Directions for this task → Write out all the lines again, precisely as they stand, but without the images.

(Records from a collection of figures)
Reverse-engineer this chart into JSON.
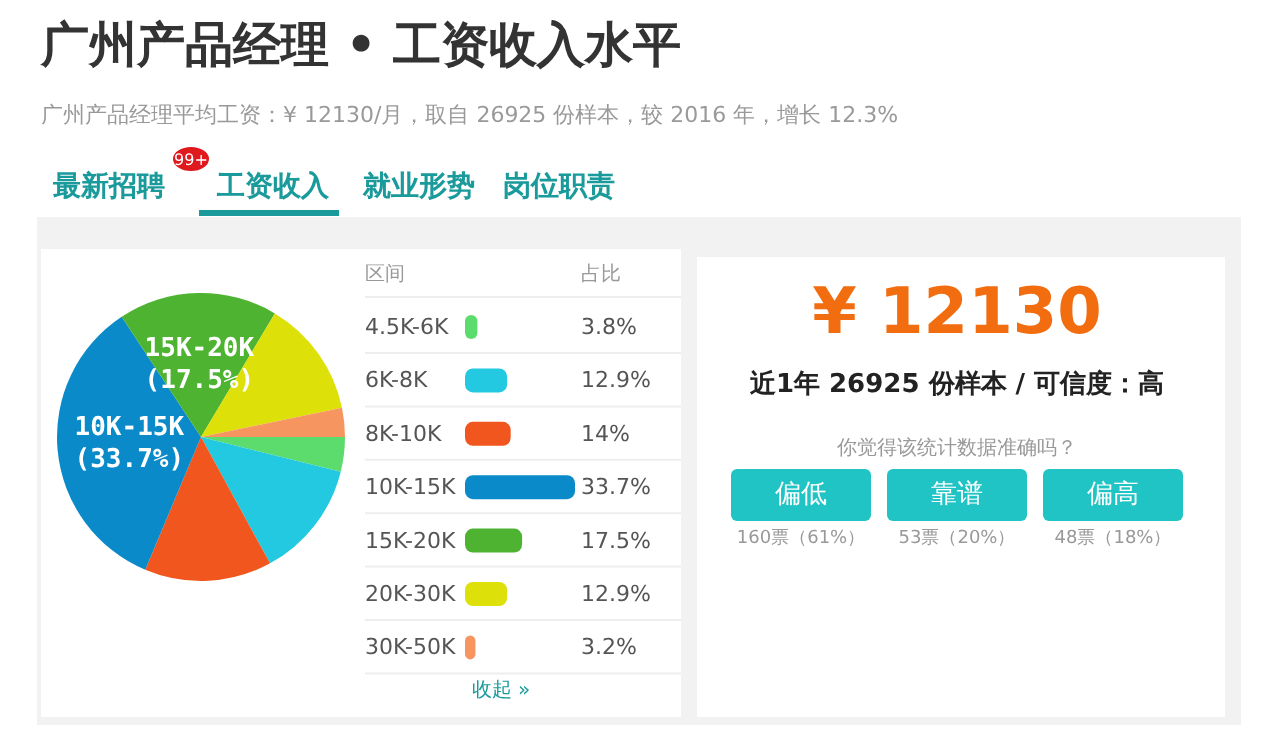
{
  "chart_data": {
    "type": "pie",
    "title": "广州产品经理 • 工资收入水平",
    "subtitle": "广州产品经理平均工资：¥ 12130/月，取自 26925 份样本，较 2016 年，增长 12.3%",
    "categories": [
      "4.5K-6K",
      "6K-8K",
      "8K-10K",
      "10K-15K",
      "15K-20K",
      "20K-30K",
      "30K-50K"
    ],
    "values": [
      3.8,
      12.9,
      14,
      33.7,
      17.5,
      12.9,
      3.2
    ],
    "colors": [
      "#5ddc6e",
      "#22c9e0",
      "#f0561d",
      "#0a8ac8",
      "#4db331",
      "#dee00a",
      "#f79560"
    ],
    "value_labels": [
      "3.8%",
      "12.9%",
      "14%",
      "33.7%",
      "17.5%",
      "12.9%",
      "3.2%"
    ],
    "annotations": [
      "最新招聘",
      "99+",
      "工资收入",
      "就业形势",
      "岗位职责",
      "区间",
      "占比",
      "收起 »",
      "¥ 12130",
      "近1年 26925 份样本 / 可信度：高",
      "你觉得该统计数据准确吗？",
      "偏低",
      "靠谱",
      "偏高",
      "160票（61%）",
      "53票（20%）",
      "48票（18%）",
      {
        "text": "10K-15K",
        "x": "10K-15K"
      },
      {
        "text": "(33.7%)",
        "x": "10K-15K"
      },
      {
        "text": "15K-20K",
        "x": "15K-20K"
      },
      {
        "text": "(17.5%)",
        "x": "15K-20K"
      }
    ],
    "legend": "right"
  }
}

The reply →
Reverse-engineer this chart into JSON.
{
  "chart_data": {
    "type": "pie",
    "title": "广州产品经理 • 工资收入水平",
    "subtitle": "广州产品经理平均工资：¥ 12130/月，取自 26925 份样本，较 2016 年，增长 12.3%",
    "categories": [
      "4.5K-6K",
      "6K-8K",
      "8K-10K",
      "10K-15K",
      "15K-20K",
      "20K-30K",
      "30K-50K"
    ],
    "values": [
      3.8,
      12.9,
      14,
      33.7,
      17.5,
      12.9,
      3.2
    ],
    "colors": [
      "#5ddc6e",
      "#22c9e0",
      "#f0561d",
      "#0a8ac8",
      "#4db331",
      "#dee00a",
      "#f79560"
    ],
    "value_labels": [
      "3.8%",
      "12.9%",
      "14%",
      "33.7%",
      "17.5%",
      "12.9%",
      "3.2%"
    ],
    "annotations": [
      "最新招聘",
      "99+",
      "工资收入",
      "就业形势",
      "岗位职责",
      "区间",
      "占比",
      "收起 »",
      "¥ 12130",
      "近1年 26925 份样本 / 可信度：高",
      "你觉得该统计数据准确吗？",
      "偏低",
      "靠谱",
      "偏高",
      "160票（61%）",
      "53票（20%）",
      "48票（18%）",
      {
        "text": "10K-15K",
        "x": "10K-15K"
      },
      {
        "text": "(33.7%)",
        "x": "10K-15K"
      },
      {
        "text": "15K-20K",
        "x": "15K-20K"
      },
      {
        "text": "(17.5%)",
        "x": "15K-20K"
      }
    ],
    "legend": "right"
  }
}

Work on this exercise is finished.